Input
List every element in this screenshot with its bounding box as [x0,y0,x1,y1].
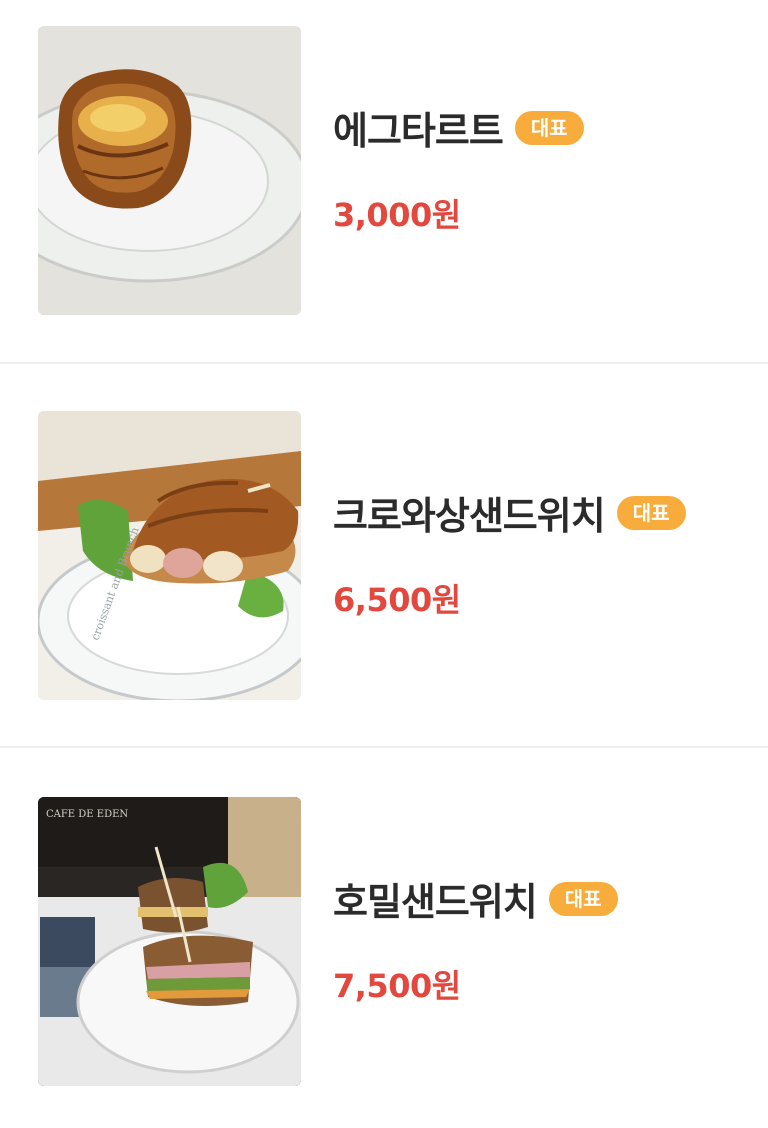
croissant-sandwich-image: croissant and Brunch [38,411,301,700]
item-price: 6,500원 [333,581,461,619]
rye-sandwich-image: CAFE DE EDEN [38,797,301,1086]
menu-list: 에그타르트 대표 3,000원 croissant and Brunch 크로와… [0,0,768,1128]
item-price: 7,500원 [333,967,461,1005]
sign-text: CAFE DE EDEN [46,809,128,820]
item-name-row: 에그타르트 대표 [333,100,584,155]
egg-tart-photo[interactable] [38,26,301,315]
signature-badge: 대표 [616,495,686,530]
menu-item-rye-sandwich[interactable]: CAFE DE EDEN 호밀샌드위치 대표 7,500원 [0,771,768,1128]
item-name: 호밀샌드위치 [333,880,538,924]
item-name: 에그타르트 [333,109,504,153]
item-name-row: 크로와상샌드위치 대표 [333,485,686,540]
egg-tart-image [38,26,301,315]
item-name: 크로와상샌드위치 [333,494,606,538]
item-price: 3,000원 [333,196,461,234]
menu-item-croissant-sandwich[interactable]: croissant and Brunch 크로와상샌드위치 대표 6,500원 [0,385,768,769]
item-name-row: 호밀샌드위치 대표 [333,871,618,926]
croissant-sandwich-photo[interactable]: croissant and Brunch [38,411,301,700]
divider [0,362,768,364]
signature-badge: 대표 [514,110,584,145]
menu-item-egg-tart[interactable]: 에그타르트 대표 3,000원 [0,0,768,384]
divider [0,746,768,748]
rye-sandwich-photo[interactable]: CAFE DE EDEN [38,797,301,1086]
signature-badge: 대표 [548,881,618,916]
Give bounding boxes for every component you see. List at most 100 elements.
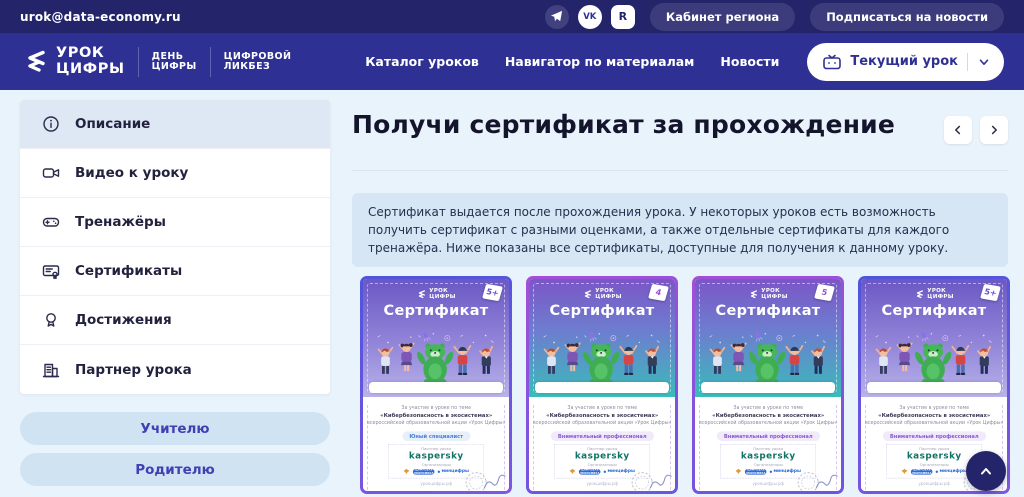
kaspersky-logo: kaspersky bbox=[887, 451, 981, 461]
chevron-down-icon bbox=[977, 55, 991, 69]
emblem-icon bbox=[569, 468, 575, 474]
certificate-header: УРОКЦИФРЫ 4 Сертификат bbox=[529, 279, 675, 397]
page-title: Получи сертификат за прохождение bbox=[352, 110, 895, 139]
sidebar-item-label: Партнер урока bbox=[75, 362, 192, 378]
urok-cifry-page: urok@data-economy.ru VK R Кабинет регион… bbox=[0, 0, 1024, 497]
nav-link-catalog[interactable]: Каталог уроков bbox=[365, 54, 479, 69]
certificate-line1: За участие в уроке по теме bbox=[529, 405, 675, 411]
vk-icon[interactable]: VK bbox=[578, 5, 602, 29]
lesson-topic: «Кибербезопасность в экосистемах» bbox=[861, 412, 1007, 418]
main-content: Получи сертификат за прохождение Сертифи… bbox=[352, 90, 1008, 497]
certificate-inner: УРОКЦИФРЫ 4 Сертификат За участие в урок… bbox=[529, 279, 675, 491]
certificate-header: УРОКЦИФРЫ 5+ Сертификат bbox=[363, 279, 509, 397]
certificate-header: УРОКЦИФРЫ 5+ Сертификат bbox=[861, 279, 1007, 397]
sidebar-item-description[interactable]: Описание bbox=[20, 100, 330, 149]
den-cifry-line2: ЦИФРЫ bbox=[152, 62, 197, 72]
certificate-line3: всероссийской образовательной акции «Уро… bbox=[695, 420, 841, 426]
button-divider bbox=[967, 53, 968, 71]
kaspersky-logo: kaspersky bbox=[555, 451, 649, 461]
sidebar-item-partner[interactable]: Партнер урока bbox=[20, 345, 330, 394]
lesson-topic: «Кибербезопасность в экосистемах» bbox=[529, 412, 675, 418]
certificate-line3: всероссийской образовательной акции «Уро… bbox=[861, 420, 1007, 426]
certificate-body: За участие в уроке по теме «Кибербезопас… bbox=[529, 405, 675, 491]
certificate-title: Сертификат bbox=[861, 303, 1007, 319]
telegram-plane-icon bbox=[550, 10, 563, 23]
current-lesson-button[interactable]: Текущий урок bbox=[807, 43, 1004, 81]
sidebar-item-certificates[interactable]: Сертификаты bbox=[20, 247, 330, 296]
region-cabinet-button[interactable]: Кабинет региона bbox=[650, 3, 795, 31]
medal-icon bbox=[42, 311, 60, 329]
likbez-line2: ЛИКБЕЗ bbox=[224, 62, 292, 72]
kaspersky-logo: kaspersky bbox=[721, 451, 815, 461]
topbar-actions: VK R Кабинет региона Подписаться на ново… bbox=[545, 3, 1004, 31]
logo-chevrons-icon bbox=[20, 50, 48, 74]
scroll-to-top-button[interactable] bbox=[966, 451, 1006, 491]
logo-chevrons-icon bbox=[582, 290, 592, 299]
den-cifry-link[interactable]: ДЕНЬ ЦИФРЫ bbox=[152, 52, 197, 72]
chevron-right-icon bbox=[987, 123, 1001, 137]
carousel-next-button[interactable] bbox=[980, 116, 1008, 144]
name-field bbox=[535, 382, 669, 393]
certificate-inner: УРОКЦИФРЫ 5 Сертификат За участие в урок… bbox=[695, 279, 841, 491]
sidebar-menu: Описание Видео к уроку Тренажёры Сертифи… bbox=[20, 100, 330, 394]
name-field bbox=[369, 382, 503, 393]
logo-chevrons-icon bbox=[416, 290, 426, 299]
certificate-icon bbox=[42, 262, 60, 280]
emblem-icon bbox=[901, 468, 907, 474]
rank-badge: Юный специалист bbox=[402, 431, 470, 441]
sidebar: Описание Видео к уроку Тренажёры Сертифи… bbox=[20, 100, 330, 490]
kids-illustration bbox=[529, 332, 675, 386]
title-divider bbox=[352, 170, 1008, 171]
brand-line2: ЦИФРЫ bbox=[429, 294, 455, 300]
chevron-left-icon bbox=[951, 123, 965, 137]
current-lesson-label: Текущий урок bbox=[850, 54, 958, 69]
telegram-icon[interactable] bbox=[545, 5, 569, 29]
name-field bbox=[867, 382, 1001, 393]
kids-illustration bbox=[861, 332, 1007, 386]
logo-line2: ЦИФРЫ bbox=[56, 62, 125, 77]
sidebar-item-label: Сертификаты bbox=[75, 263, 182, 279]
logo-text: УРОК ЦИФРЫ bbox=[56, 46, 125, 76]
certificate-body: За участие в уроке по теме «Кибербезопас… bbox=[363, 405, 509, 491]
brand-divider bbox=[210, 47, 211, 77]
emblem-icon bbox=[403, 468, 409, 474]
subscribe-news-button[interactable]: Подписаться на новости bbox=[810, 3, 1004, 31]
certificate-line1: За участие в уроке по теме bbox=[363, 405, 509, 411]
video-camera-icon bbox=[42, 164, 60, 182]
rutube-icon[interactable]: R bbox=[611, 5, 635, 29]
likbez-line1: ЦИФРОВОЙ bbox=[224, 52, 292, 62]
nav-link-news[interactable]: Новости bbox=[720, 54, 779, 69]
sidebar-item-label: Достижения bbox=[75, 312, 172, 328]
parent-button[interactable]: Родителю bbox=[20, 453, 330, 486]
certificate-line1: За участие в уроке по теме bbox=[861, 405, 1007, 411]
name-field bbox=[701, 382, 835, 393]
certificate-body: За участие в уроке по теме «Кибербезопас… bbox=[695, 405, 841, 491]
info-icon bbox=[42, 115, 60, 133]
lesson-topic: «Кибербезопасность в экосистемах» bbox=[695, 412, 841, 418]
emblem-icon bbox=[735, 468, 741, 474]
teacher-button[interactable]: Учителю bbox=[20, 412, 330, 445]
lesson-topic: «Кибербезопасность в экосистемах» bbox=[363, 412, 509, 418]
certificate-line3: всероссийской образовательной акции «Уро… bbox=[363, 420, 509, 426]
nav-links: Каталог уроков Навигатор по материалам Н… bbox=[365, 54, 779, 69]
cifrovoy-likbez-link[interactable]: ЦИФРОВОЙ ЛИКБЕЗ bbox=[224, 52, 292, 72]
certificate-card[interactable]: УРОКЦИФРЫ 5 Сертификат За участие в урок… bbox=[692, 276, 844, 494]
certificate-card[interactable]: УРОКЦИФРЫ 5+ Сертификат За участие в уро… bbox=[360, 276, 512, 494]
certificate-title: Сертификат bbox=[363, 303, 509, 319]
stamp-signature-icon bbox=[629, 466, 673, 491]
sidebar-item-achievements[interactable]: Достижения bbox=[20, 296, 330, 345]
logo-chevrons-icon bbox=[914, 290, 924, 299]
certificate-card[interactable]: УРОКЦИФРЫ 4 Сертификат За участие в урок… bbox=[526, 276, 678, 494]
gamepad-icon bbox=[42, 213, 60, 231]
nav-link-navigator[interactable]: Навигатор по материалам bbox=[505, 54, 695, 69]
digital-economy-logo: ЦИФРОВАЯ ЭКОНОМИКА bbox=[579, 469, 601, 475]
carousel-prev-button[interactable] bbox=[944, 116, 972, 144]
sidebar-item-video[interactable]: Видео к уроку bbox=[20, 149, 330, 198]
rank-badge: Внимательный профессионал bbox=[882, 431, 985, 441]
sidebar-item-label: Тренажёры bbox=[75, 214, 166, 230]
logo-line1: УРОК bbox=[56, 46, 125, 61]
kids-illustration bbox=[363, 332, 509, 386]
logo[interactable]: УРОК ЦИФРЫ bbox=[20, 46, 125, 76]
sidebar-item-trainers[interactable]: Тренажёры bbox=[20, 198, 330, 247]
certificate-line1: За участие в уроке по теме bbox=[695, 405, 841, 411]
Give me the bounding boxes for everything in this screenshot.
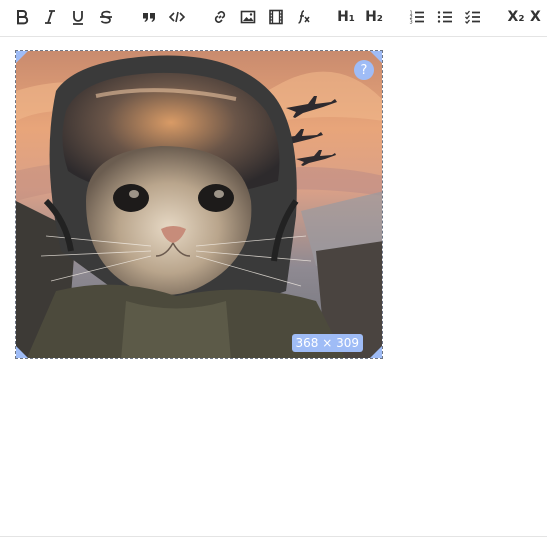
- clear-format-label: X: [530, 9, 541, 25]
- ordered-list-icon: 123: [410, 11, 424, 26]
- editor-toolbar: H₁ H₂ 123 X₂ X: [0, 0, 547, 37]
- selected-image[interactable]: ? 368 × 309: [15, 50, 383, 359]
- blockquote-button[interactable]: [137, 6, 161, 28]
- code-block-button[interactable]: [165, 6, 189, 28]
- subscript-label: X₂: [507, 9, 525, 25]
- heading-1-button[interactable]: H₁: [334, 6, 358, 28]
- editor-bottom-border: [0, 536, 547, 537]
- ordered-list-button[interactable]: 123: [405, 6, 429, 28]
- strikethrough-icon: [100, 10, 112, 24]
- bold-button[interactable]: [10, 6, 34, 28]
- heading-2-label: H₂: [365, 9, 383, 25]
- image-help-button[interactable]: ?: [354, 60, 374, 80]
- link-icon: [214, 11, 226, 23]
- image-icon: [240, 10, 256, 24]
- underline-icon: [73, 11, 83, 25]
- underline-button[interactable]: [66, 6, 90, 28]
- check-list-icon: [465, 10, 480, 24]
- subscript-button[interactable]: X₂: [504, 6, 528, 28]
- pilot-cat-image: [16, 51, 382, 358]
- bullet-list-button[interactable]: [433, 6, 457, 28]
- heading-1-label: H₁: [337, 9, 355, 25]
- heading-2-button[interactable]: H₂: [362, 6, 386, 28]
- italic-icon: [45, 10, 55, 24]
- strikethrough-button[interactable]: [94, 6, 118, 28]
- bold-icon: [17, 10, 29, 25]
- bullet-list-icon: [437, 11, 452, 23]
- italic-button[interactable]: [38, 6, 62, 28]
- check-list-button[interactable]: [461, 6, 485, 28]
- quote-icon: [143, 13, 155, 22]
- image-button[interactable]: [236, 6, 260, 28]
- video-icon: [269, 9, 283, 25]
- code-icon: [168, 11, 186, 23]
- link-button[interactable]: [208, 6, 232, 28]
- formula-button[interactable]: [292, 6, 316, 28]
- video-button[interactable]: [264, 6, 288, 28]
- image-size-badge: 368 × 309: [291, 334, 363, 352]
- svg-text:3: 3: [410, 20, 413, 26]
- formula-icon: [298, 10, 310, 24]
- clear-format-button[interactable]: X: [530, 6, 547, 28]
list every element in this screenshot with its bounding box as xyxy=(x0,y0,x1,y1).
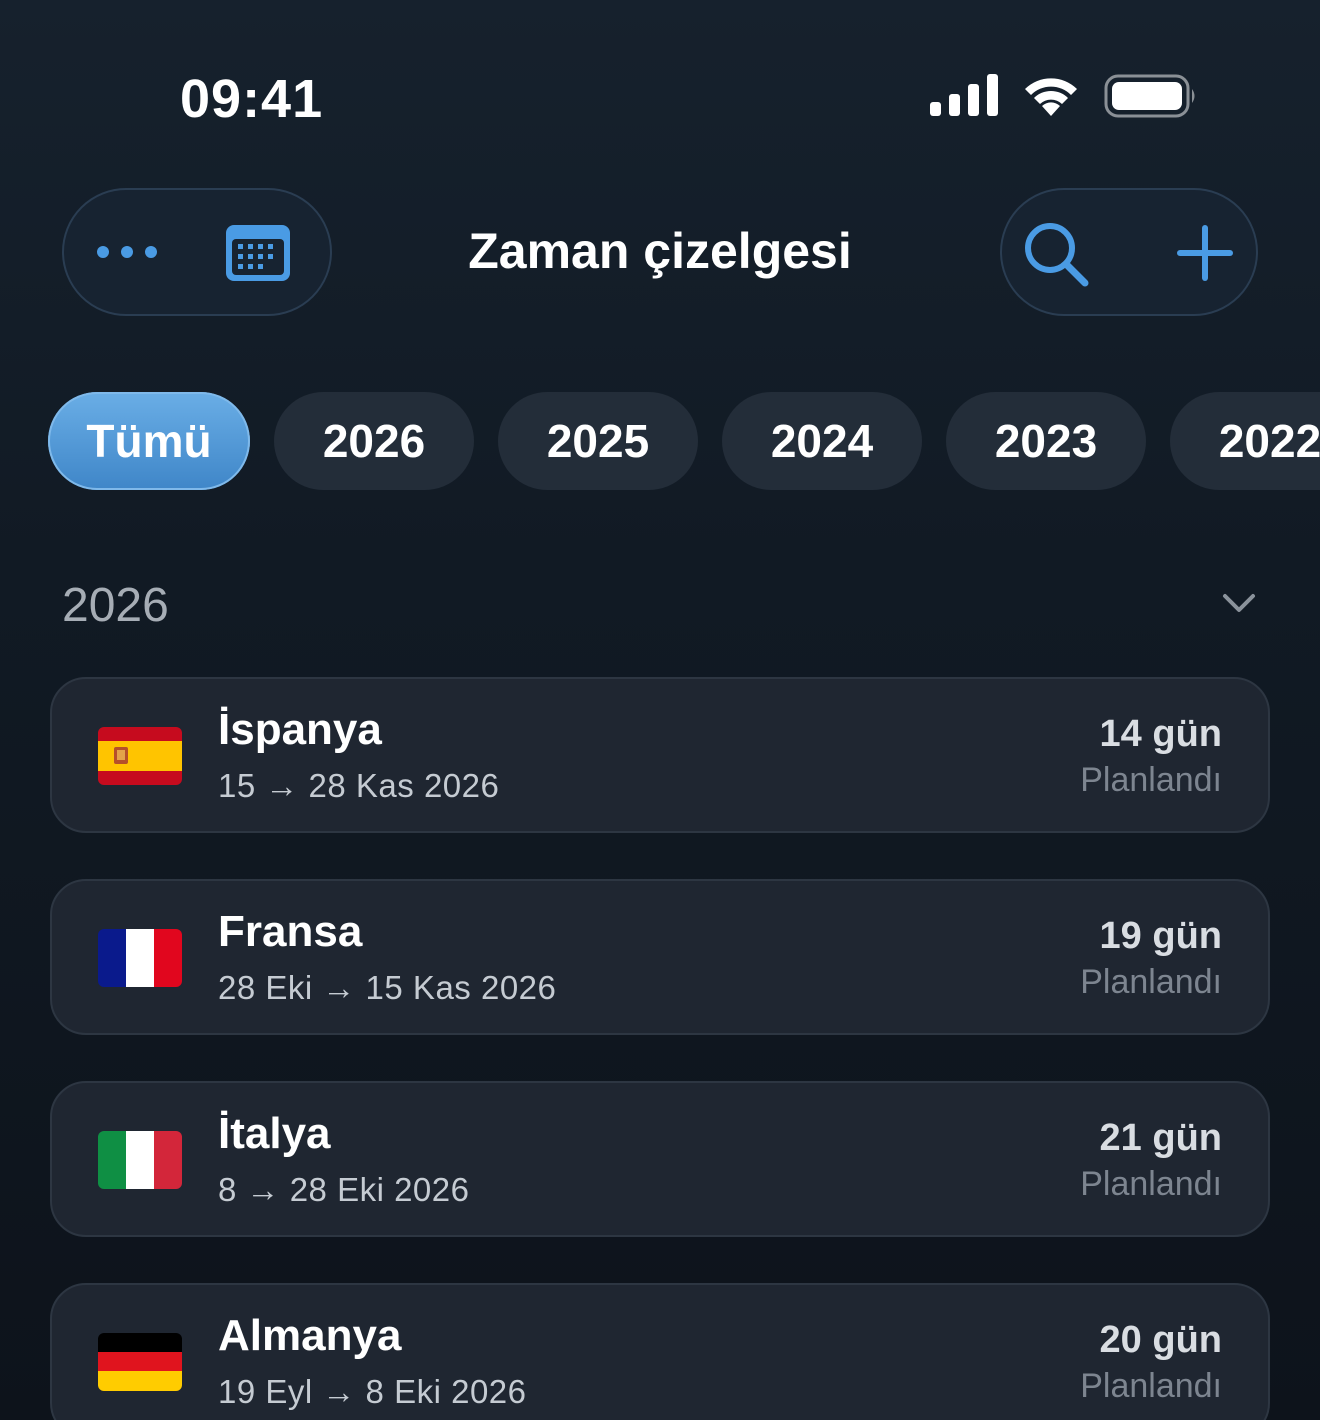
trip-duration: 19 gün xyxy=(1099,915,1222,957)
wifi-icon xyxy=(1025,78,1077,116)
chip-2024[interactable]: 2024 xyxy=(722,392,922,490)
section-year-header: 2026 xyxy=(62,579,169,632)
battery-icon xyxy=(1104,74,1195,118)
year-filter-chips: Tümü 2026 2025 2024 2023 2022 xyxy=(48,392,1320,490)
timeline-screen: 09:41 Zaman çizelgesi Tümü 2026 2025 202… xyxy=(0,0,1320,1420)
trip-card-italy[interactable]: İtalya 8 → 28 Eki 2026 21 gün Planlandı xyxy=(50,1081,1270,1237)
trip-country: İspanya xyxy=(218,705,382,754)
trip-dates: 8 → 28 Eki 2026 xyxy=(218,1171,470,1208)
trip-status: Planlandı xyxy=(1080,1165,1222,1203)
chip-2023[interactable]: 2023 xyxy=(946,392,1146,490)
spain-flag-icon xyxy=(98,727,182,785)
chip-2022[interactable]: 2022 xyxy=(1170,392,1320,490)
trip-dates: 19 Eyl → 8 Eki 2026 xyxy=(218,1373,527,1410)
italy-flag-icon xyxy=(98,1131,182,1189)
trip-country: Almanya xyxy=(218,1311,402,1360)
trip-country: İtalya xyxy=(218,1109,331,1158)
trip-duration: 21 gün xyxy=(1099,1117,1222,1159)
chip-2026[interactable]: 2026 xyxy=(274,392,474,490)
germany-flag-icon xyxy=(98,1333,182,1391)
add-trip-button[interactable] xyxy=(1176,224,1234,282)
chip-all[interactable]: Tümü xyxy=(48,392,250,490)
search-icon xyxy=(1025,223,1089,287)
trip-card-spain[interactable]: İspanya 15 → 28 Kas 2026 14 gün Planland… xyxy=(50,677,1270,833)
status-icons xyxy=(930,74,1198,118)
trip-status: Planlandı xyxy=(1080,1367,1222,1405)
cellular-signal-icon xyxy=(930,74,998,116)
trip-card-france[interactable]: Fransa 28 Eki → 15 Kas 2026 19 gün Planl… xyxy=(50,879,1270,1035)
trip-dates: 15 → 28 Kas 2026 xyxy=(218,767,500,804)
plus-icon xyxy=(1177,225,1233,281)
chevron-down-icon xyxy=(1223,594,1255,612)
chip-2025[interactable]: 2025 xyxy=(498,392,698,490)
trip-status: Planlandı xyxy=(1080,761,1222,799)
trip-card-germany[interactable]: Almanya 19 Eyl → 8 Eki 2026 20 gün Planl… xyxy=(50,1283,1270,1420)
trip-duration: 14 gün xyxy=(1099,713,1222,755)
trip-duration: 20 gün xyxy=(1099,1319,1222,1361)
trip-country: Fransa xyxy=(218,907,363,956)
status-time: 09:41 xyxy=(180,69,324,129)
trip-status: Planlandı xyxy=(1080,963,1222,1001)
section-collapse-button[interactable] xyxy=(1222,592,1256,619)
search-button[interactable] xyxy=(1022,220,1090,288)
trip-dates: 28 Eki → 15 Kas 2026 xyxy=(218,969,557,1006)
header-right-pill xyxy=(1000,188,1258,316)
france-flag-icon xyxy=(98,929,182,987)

Task description
Format the items as a Markdown table, starting at the line that contains "kaspersky-logo: kaspersky bbox=[887, 451, 981, 461]" and ending at the line that contains "405, 675, 411]", with both ends included. Use a Row column holding a running number and an Item column holding the line, and omit any blank lines.

Reply to the exercise
| Row | Item |
|---|---|
| 1 | kaspersky-logo: kaspersky bbox=[887, 451, 981, 461] |
| 2 | chevron-down-icon bbox=[977, 55, 991, 69] |
| 3 | emblem-icon bbox=[569, 468, 575, 474] |
| 4 | certificate-header: УРОКЦИФРЫ 4 Сертификат bbox=[529, 279, 675, 397] |
| 5 | page-title: Получи сертификат за прохождение bbox=[352, 110, 895, 139] |
| 6 | sidebar-item-label: Партнер урока bbox=[75, 362, 192, 378] |
| 7 | urok-cifry-page: urok@data-economy.ru VK R Кабинет регион… bbox=[0, 0, 1024, 497] |
| 8 | nav-link-catalog[interactable]: Каталог уроков bbox=[365, 54, 479, 69] |
| 9 | certificate-line1: За участие в уроке по теме bbox=[529, 405, 675, 411] |